:: Exercise details ::
Locate the string "забор" throughout the material and copy every line in which it occurs.

:: Records shown ::
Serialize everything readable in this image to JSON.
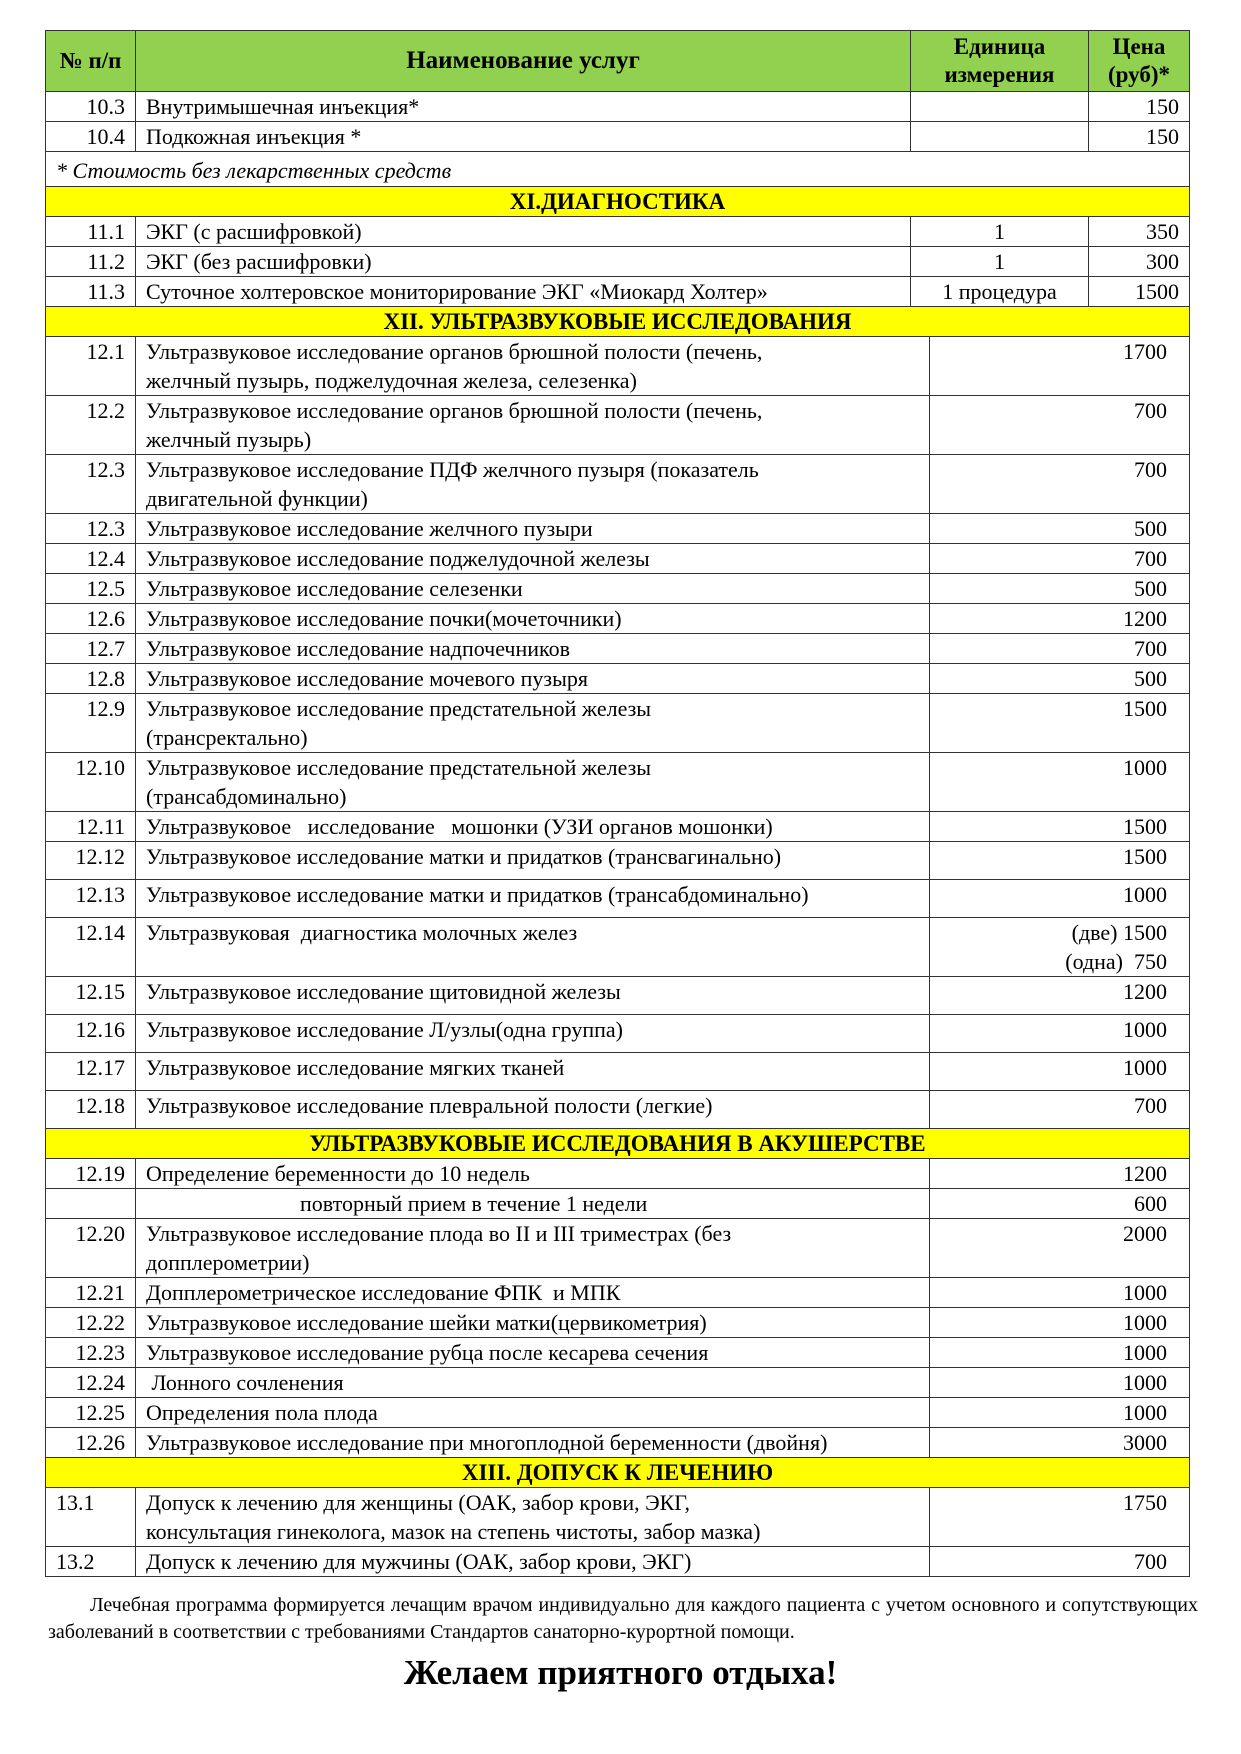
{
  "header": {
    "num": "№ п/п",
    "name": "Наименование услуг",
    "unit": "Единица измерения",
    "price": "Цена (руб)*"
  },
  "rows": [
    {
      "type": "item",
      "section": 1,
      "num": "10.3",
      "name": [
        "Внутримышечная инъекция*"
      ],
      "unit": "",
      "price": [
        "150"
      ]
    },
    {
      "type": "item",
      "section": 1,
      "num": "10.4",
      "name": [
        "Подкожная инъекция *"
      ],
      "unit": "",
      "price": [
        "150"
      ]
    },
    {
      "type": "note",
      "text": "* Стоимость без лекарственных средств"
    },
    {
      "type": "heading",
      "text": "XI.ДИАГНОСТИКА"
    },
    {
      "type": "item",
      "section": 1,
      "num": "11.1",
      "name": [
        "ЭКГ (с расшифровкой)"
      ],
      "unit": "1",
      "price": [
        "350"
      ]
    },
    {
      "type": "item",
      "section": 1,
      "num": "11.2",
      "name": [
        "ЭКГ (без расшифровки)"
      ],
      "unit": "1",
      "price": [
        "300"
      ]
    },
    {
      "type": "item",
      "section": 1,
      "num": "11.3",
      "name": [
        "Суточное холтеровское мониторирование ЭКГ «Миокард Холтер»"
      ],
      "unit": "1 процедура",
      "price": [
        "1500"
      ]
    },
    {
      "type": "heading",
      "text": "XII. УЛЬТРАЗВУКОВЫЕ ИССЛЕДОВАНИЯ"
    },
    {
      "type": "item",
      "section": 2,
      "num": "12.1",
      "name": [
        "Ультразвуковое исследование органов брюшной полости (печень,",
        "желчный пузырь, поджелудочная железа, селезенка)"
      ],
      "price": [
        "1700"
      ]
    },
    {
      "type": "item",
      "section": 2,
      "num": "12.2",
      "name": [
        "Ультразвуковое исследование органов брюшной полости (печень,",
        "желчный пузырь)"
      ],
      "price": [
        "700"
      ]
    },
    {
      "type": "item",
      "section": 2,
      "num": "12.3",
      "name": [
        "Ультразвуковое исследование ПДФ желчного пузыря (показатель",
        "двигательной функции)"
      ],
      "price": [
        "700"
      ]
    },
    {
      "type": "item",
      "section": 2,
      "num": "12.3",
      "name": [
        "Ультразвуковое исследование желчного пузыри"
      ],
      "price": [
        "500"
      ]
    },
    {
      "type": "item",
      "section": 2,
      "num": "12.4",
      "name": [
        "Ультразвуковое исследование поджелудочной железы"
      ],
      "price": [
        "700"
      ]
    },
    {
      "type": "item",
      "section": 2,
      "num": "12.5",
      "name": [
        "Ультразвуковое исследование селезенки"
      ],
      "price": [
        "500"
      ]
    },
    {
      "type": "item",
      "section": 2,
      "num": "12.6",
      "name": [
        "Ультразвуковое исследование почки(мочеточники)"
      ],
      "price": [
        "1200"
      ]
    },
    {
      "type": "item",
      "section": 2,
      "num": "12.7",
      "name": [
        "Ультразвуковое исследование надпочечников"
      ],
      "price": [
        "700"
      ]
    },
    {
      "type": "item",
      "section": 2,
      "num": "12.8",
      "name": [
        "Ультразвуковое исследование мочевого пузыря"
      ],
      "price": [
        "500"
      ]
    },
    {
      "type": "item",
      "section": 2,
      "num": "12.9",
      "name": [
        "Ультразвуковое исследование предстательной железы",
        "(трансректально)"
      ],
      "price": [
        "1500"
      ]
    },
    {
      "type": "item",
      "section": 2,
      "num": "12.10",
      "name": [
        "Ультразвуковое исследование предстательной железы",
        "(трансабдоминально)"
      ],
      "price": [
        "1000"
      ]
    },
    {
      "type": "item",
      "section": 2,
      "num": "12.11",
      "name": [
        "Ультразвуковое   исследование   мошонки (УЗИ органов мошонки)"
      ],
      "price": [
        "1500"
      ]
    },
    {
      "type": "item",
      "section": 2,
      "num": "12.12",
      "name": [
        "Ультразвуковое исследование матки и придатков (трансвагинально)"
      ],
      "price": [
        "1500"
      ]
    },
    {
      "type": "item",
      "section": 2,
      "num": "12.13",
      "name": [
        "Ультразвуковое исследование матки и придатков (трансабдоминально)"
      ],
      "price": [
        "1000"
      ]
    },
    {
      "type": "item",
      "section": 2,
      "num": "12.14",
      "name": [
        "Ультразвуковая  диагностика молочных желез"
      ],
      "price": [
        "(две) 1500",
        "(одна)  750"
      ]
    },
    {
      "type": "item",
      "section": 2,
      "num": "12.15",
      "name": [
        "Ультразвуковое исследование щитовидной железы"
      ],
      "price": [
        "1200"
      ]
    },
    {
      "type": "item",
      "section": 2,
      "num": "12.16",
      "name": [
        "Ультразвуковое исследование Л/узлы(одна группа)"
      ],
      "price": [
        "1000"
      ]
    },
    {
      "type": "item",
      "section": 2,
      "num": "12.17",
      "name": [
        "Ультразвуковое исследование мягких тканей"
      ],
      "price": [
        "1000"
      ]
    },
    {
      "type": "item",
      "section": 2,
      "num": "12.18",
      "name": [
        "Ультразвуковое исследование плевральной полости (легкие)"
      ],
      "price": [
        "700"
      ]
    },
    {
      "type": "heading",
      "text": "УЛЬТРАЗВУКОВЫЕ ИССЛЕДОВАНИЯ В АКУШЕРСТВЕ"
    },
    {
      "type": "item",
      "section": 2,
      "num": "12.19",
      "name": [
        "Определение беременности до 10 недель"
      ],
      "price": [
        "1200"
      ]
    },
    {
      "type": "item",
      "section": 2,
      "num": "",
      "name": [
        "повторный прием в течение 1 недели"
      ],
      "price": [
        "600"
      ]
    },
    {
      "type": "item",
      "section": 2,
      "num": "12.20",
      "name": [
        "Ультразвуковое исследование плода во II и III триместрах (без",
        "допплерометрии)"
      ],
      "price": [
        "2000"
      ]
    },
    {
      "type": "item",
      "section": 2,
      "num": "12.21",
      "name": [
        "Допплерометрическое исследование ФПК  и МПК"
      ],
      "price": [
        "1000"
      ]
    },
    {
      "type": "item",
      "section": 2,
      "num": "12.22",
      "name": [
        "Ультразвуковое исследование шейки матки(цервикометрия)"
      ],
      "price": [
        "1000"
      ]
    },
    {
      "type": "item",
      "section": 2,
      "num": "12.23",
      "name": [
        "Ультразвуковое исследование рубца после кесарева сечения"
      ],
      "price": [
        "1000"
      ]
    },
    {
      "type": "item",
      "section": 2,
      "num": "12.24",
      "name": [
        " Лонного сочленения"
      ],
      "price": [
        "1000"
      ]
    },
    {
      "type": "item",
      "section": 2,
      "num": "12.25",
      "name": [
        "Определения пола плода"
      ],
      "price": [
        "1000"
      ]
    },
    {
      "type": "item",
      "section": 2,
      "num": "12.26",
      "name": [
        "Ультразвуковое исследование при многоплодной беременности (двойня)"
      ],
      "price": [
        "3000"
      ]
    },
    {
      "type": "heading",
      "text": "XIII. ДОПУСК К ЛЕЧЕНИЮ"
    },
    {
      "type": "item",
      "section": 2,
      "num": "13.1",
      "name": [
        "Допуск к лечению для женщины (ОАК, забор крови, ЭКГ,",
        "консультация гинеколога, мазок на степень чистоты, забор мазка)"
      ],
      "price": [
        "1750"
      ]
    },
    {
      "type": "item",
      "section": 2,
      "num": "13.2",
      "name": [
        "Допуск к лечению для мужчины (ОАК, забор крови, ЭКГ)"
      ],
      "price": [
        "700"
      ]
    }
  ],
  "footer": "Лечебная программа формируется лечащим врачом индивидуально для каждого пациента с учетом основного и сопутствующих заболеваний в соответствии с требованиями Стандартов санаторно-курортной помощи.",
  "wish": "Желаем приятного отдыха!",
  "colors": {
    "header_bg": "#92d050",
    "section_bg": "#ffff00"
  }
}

:: Response ::
        "Допуск к лечению для женщины (ОАК, забор крови, ЭКГ,",
        "консультация гинеколога, мазок на степень чистоты, забор мазка)"
        "Допуск к лечению для мужчины (ОАК, забор крови, ЭКГ)"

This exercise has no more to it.